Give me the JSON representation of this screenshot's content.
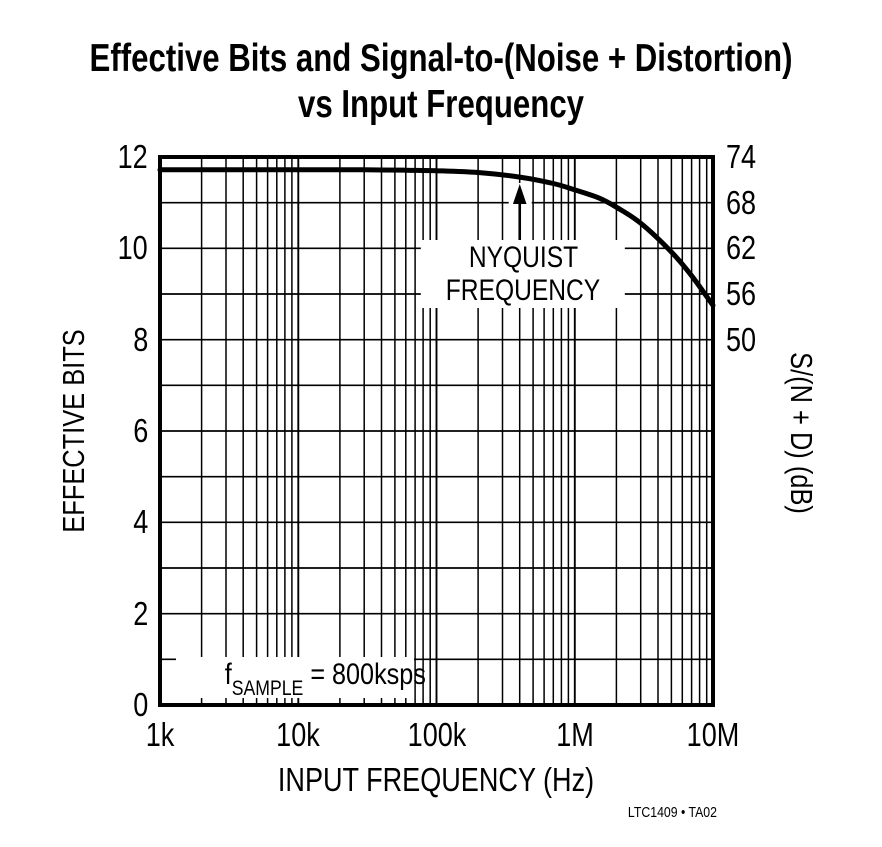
{
  "colors": {
    "ink": "#000000",
    "background": "#ffffff",
    "grid": "#000000",
    "curve": "#000000"
  },
  "title": {
    "line1": "Effective Bits and Signal-to-(Noise + Distortion)",
    "line2": "vs Input Frequency"
  },
  "caption": "LTC1409 • TA02",
  "chart_data": {
    "type": "line",
    "title": "Effective Bits and Signal-to-(Noise + Distortion) vs Input Frequency",
    "x_axis": {
      "label": "INPUT FREQUENCY (Hz)",
      "scale": "log",
      "min_hz": 1000,
      "max_hz": 10000000,
      "tick_labels": [
        "1k",
        "10k",
        "100k",
        "1M",
        "10M"
      ],
      "minor_gridlines_per_decade": [
        2,
        3,
        4,
        5,
        6,
        7,
        8,
        9
      ]
    },
    "y_axis_left": {
      "label": "EFFECTIVE BITS",
      "min": 0,
      "max": 12,
      "grid_step": 1,
      "tick_values": [
        12,
        10,
        8,
        6,
        4,
        2,
        0
      ],
      "tick_labels": [
        "12",
        "10",
        "8",
        "6",
        "4",
        "2",
        "0"
      ]
    },
    "y_axis_right": {
      "label": "S/(N + D) (dB)",
      "tick_values": [
        74,
        68,
        62,
        56,
        50
      ],
      "tick_labels": [
        "74",
        "68",
        "62",
        "56",
        "50"
      ],
      "db_per_bit": 6,
      "top_alignment": {
        "bits": 12,
        "db": 74
      }
    },
    "series": [
      {
        "name": "Effective Bits vs Input Frequency",
        "points_hz_bits": [
          [
            1000,
            11.72
          ],
          [
            3000,
            11.72
          ],
          [
            10000,
            11.72
          ],
          [
            30000,
            11.72
          ],
          [
            60000,
            11.71
          ],
          [
            100000,
            11.7
          ],
          [
            200000,
            11.66
          ],
          [
            400000,
            11.56
          ],
          [
            700000,
            11.42
          ],
          [
            1000000,
            11.28
          ],
          [
            1500000,
            11.1
          ],
          [
            2000000,
            10.9
          ],
          [
            3000000,
            10.55
          ],
          [
            5000000,
            9.92
          ],
          [
            7000000,
            9.4
          ],
          [
            10000000,
            8.75
          ]
        ]
      }
    ],
    "annotations": {
      "nyquist": {
        "line1": "NYQUIST",
        "line2": "FREQUENCY",
        "freq_hz": 400000
      },
      "sample_rate": {
        "f": "f",
        "sub": "SAMPLE",
        "rest": " = 800ksps"
      }
    },
    "legend": "none",
    "grid": true
  }
}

→ Task prompt:
Return each full line of the entries that contains the word "Distortion".

→ Solution to this task:
    "line1": "Effective Bits and Signal-to-(Noise + Distortion)",
    "title": "Effective Bits and Signal-to-(Noise + Distortion) vs Input Frequency",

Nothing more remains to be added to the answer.